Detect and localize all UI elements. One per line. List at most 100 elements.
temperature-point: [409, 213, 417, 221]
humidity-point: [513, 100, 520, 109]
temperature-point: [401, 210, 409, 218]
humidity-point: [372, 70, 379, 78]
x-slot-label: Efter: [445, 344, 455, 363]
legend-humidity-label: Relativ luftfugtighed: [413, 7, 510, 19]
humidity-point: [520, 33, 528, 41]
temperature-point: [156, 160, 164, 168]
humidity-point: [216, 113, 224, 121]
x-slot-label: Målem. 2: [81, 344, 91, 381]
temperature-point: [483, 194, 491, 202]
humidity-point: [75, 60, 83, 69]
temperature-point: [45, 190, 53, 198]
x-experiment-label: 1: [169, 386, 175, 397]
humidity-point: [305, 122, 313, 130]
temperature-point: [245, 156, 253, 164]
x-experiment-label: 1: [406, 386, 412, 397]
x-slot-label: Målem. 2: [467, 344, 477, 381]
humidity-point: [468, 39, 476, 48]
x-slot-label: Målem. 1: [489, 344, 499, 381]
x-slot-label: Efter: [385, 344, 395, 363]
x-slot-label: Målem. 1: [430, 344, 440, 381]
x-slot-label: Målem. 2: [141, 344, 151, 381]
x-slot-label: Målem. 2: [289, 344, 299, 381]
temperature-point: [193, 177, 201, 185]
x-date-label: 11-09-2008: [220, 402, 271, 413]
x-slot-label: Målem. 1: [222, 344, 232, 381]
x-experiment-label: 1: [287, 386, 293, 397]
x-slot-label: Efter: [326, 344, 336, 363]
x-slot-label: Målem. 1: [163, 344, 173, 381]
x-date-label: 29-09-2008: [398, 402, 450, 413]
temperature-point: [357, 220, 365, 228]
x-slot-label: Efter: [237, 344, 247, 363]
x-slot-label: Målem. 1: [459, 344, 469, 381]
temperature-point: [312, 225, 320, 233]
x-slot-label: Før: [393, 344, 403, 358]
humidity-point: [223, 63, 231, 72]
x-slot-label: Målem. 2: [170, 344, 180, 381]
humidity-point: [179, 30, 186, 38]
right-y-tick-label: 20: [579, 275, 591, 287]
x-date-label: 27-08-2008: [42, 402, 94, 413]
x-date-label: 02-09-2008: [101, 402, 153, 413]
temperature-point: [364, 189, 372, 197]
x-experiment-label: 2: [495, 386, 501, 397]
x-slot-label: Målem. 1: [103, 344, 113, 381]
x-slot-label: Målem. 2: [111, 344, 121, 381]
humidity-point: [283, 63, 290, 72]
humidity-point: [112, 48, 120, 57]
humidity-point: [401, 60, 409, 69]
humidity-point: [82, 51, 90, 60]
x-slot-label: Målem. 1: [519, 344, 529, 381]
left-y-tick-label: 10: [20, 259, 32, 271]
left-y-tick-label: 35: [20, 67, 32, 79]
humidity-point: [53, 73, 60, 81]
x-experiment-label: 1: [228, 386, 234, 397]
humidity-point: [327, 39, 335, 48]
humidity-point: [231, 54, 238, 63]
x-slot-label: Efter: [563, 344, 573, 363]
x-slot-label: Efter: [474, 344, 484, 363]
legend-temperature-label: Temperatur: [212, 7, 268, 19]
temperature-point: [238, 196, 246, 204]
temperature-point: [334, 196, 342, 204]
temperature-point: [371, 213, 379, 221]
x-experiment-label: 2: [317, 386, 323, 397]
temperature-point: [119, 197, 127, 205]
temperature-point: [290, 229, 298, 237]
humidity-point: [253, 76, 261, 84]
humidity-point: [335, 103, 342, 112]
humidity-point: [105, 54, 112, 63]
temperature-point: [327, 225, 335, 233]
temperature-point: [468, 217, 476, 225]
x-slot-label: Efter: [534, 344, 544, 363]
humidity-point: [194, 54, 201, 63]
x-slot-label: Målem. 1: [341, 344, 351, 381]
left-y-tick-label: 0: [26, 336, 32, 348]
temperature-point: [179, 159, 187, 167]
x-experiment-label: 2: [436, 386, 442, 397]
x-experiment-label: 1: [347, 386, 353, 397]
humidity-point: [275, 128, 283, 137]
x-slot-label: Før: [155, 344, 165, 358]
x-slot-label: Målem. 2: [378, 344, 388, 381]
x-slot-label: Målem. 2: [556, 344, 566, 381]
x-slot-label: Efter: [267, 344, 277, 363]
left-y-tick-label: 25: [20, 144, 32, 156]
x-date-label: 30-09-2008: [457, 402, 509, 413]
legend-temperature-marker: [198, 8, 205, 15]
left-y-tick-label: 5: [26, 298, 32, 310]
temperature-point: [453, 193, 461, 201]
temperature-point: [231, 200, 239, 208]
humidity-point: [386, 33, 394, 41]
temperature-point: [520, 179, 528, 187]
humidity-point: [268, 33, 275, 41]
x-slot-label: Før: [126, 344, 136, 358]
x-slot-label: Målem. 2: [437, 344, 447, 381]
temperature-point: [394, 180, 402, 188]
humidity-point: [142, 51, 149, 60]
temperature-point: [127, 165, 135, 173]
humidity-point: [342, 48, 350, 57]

____

◆ **PROMPT**
Reproduce the lines above without any change.

◆ **SOLUTION**
Detect and localize all UI elements. One per line. List at most 100 elements.
temperature-point: [409, 213, 417, 221]
humidity-point: [513, 100, 520, 109]
temperature-point: [401, 210, 409, 218]
humidity-point: [372, 70, 379, 78]
x-slot-label: Efter: [445, 344, 455, 363]
legend-humidity-label: Relativ luftfugtighed: [413, 7, 510, 19]
humidity-point: [520, 33, 528, 41]
temperature-point: [156, 160, 164, 168]
humidity-point: [216, 113, 224, 121]
x-slot-label: Målem. 2: [81, 344, 91, 381]
temperature-point: [483, 194, 491, 202]
humidity-point: [75, 60, 83, 69]
temperature-point: [45, 190, 53, 198]
x-experiment-label: 1: [169, 386, 175, 397]
humidity-point: [305, 122, 313, 130]
temperature-point: [245, 156, 253, 164]
x-experiment-label: 1: [406, 386, 412, 397]
x-slot-label: Målem. 2: [467, 344, 477, 381]
humidity-point: [468, 39, 476, 48]
x-slot-label: Målem. 1: [489, 344, 499, 381]
x-slot-label: Efter: [385, 344, 395, 363]
x-slot-label: Målem. 1: [430, 344, 440, 381]
x-slot-label: Målem. 2: [141, 344, 151, 381]
x-slot-label: Målem. 2: [289, 344, 299, 381]
temperature-point: [193, 177, 201, 185]
x-date-label: 11-09-2008: [220, 402, 271, 413]
x-slot-label: Målem. 1: [222, 344, 232, 381]
x-experiment-label: 1: [287, 386, 293, 397]
x-slot-label: Efter: [326, 344, 336, 363]
x-slot-label: Målem. 1: [163, 344, 173, 381]
x-date-label: 29-09-2008: [398, 402, 450, 413]
temperature-point: [357, 220, 365, 228]
x-slot-label: Efter: [237, 344, 247, 363]
x-slot-label: Målem. 1: [459, 344, 469, 381]
temperature-point: [312, 225, 320, 233]
x-slot-label: Før: [393, 344, 403, 358]
humidity-point: [223, 63, 231, 72]
x-slot-label: Målem. 2: [170, 344, 180, 381]
humidity-point: [179, 30, 186, 38]
right-y-tick-label: 20: [579, 275, 591, 287]
x-date-label: 27-08-2008: [42, 402, 94, 413]
x-date-label: 02-09-2008: [101, 402, 153, 413]
temperature-point: [364, 189, 372, 197]
x-experiment-label: 2: [495, 386, 501, 397]
x-slot-label: Målem. 1: [103, 344, 113, 381]
x-slot-label: Målem. 2: [111, 344, 121, 381]
humidity-point: [283, 63, 290, 72]
humidity-point: [112, 48, 120, 57]
humidity-point: [401, 60, 409, 69]
humidity-point: [82, 51, 90, 60]
x-slot-label: Målem. 1: [519, 344, 529, 381]
left-y-tick-label: 10: [20, 259, 32, 271]
left-y-tick-label: 35: [20, 67, 32, 79]
humidity-point: [53, 73, 60, 81]
x-experiment-label: 1: [228, 386, 234, 397]
humidity-point: [327, 39, 335, 48]
humidity-point: [231, 54, 238, 63]
x-slot-label: Efter: [563, 344, 573, 363]
x-slot-label: Efter: [474, 344, 484, 363]
legend-temperature-label: Temperatur: [212, 7, 268, 19]
temperature-point: [238, 196, 246, 204]
temperature-point: [334, 196, 342, 204]
temperature-point: [371, 213, 379, 221]
x-experiment-label: 2: [317, 386, 323, 397]
temperature-point: [119, 197, 127, 205]
temperature-point: [290, 229, 298, 237]
humidity-point: [253, 76, 261, 84]
humidity-point: [335, 103, 342, 112]
humidity-point: [105, 54, 112, 63]
temperature-point: [327, 225, 335, 233]
temperature-point: [468, 217, 476, 225]
x-slot-label: Efter: [534, 344, 544, 363]
humidity-point: [194, 54, 201, 63]
x-slot-label: Målem. 1: [341, 344, 351, 381]
left-y-tick-label: 0: [26, 336, 32, 348]
temperature-point: [179, 159, 187, 167]
x-experiment-label: 2: [436, 386, 442, 397]
x-experiment-label: 1: [347, 386, 353, 397]
humidity-point: [275, 128, 283, 137]
x-slot-label: Før: [155, 344, 165, 358]
x-slot-label: Målem. 2: [378, 344, 388, 381]
x-slot-label: Målem. 2: [556, 344, 566, 381]
x-slot-label: Efter: [267, 344, 277, 363]
left-y-tick-label: 25: [20, 144, 32, 156]
x-date-label: 30-09-2008: [457, 402, 509, 413]
legend-temperature-marker: [198, 8, 205, 15]
left-y-tick-label: 5: [26, 298, 32, 310]
temperature-point: [453, 193, 461, 201]
temperature-point: [231, 200, 239, 208]
humidity-point: [386, 33, 394, 41]
temperature-point: [520, 179, 528, 187]
humidity-point: [268, 33, 275, 41]
x-slot-label: Før: [126, 344, 136, 358]
x-slot-label: Målem. 2: [437, 344, 447, 381]
temperature-point: [394, 180, 402, 188]
humidity-point: [142, 51, 149, 60]
temperature-point: [127, 165, 135, 173]
humidity-point: [342, 48, 350, 57]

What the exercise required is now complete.